• SUPPLIED MATERIAL:
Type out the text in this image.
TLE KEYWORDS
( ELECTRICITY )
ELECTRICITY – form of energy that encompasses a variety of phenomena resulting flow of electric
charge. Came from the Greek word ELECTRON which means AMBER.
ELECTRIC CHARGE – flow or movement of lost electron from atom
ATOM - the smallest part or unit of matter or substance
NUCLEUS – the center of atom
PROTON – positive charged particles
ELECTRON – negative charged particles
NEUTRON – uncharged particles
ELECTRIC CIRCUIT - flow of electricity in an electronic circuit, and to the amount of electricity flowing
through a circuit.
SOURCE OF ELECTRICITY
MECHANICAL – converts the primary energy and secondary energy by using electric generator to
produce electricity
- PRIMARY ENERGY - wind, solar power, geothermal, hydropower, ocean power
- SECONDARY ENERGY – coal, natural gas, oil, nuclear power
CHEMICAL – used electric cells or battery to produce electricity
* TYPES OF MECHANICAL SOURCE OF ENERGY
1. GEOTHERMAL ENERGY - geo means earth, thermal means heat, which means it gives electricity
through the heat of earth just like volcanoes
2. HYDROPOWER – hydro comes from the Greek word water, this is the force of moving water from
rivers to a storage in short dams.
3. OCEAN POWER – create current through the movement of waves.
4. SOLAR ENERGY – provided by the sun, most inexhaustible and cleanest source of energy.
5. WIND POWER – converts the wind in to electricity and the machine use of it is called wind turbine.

• ACTIVITY: Please go line by line through the records above, copying each one that holds the string "from".

• EXPECTED ANSWER:
charge. Came from the Greek word ELECTRON which means AMBER.
ELECTRIC CHARGE – flow or movement of lost electron from atom
2. HYDROPOWER – hydro comes from the Greek word water, this is the force of moving water from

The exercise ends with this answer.